EXERCISE TASK | Write out all of the entries exactly, please.

————

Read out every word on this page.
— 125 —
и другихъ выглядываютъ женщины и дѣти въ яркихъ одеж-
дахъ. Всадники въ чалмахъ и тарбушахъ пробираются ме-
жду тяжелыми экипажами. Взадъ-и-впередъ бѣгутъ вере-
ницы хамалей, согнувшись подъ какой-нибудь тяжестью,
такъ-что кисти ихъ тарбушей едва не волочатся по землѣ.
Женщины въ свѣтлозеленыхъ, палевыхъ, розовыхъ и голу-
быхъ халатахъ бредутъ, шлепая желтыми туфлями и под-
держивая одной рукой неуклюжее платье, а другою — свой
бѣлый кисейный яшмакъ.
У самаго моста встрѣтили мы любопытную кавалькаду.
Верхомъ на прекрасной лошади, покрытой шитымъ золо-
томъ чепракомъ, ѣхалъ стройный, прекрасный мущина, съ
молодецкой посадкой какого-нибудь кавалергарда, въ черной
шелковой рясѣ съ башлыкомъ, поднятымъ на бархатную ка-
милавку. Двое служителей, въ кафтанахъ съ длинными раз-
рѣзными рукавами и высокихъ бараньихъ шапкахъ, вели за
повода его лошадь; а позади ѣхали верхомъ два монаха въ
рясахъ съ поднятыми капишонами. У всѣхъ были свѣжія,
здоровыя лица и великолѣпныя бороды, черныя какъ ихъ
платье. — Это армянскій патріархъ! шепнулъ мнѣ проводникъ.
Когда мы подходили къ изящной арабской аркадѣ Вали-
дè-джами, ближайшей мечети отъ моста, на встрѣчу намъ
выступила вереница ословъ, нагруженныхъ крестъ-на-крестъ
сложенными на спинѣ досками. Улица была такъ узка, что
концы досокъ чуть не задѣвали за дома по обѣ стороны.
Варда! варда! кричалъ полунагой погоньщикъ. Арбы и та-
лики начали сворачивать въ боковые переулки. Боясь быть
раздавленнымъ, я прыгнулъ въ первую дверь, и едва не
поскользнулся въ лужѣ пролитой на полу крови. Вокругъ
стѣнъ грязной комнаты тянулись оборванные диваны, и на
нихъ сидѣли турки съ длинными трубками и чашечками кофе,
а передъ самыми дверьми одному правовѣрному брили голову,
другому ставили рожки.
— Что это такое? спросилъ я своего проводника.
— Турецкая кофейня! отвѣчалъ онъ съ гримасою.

————

ANSWER TO THIS TASK |
Read out every word on this page.
— 125 —
и другихъ выглядываютъ женщины и дѣти въ яркихъ одеж-
дахъ. Всадники въ чалмахъ и тарбушахъ пробираются ме-
жду тяжелыми экипажами. Взадъ-и-впередъ бѣгутъ вере-
ницы хамалей, согнувшись подъ какой-нибудь тяжестью,
такъ-что кисти ихъ тарбушей едва не волочатся по землѣ.
Женщины въ свѣтлозеленыхъ, палевыхъ, розовыхъ и голу-
быхъ халатахъ бредутъ, шлепая желтыми туфлями и под-
держивая одной рукой неуклюжее платье, а другою — свой
бѣлый кисейный яшмакъ.
У самаго моста встрѣтили мы любопытную кавалькаду.
Верхомъ на прекрасной лошади, покрытой шитымъ золо-
томъ чепракомъ, ѣхалъ стройный, прекрасный мущина, съ
молодецкой посадкой какого-нибудь кавалергарда, въ черной
шелковой рясѣ съ башлыкомъ, поднятымъ на бархатную ка-
милавку. Двое служителей, въ кафтанахъ съ длинными раз-
рѣзными рукавами и высокихъ бараньихъ шапкахъ, вели за
повода его лошадь; а позади ѣхали верхомъ два монаха въ
рясахъ съ поднятыми капишонами. У всѣхъ были свѣжія,
здоровыя лица и великолѣпныя бороды, черныя какъ ихъ
платье. — Это армянскій патріархъ! шепнулъ мнѣ проводникъ.
Когда мы подходили къ изящной арабской аркадѣ Вали-
дè-джами, ближайшей мечети отъ моста, на встрѣчу намъ
выступила вереница ословъ, нагруженныхъ крестъ-на-крестъ
сложенными на спинѣ досками. Улица была такъ узка, что
концы досокъ чуть не задѣвали за дома по обѣ стороны.
Варда! варда! кричалъ полунагой погоньщикъ. Арбы и та-
лики начали сворачивать въ боковые переулки. Боясь быть
раздавленнымъ, я прыгнулъ въ первую дверь, и едва не
поскользнулся въ лужѣ пролитой на полу крови. Вокругъ
стѣнъ грязной комнаты тянулись оборванные диваны, и на
нихъ сидѣли турки съ длинными трубками и чашечками кофе,
а передъ самыми дверьми одному правовѣрному брили голову,
другому ставили рожки.
— Что это такое? спросилъ я своего проводника.
— Турецкая кофейня! отвѣчалъ онъ съ гримасою.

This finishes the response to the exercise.